**Short task**. Exclude the pictures and reproduce the remaining data exactly as written.

**Material for this task**.
· · ·

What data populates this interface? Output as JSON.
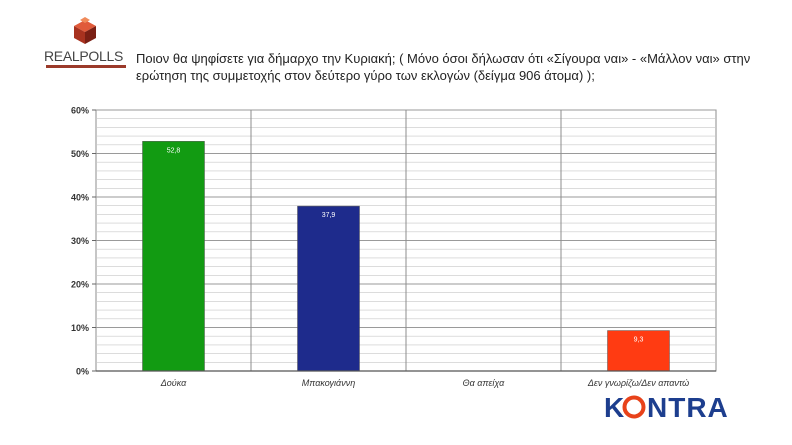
{
  "brand": {
    "poll_logo": "REALPOLLS",
    "media_logo": "KONTRA",
    "media_logo_color": "#1d3e8e",
    "media_logo_accent": "#e8421a"
  },
  "question": "Ποιον θα ψηφίσετε για δήμαρχο την Κυριακή; ( Μόνο όσοι δήλωσαν ότι «Σίγουρα ναι» - «Μάλλον ναι» στην ερώτηση της συμμετοχής στον δεύτερο γύρο των εκλογών (δείγμα 906 άτομα) );",
  "chart_data": {
    "type": "bar",
    "categories": [
      "Δούκα",
      "Μπακογιάννη",
      "Θα απείχα",
      "Δεν γνωρίζω/Δεν απαντώ"
    ],
    "values": [
      52.8,
      37.9,
      null,
      9.3
    ],
    "data_labels": [
      "52,8",
      "37,9",
      "",
      "9,3"
    ],
    "colors": [
      "#129b12",
      "#1e2b8c",
      "#ffffff",
      "#ff3b12"
    ],
    "y_ticks": [
      "0%",
      "10%",
      "20%",
      "30%",
      "40%",
      "50%",
      "60%"
    ],
    "ylim": [
      0,
      60
    ],
    "grid": true,
    "legend": "none"
  }
}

· · ·

**Final result**.
What data populates this interface? Output as JSON.
{
  "brand": {
    "poll_logo": "REALPOLLS",
    "media_logo": "KONTRA",
    "media_logo_color": "#1d3e8e",
    "media_logo_accent": "#e8421a"
  },
  "question": "Ποιον θα ψηφίσετε για δήμαρχο την Κυριακή; ( Μόνο όσοι δήλωσαν ότι «Σίγουρα ναι» - «Μάλλον ναι» στην ερώτηση της συμμετοχής στον δεύτερο γύρο των εκλογών (δείγμα 906 άτομα) );",
  "chart_data": {
    "type": "bar",
    "categories": [
      "Δούκα",
      "Μπακογιάννη",
      "Θα απείχα",
      "Δεν γνωρίζω/Δεν απαντώ"
    ],
    "values": [
      52.8,
      37.9,
      null,
      9.3
    ],
    "data_labels": [
      "52,8",
      "37,9",
      "",
      "9,3"
    ],
    "colors": [
      "#129b12",
      "#1e2b8c",
      "#ffffff",
      "#ff3b12"
    ],
    "y_ticks": [
      "0%",
      "10%",
      "20%",
      "30%",
      "40%",
      "50%",
      "60%"
    ],
    "ylim": [
      0,
      60
    ],
    "grid": true,
    "legend": "none"
  }
}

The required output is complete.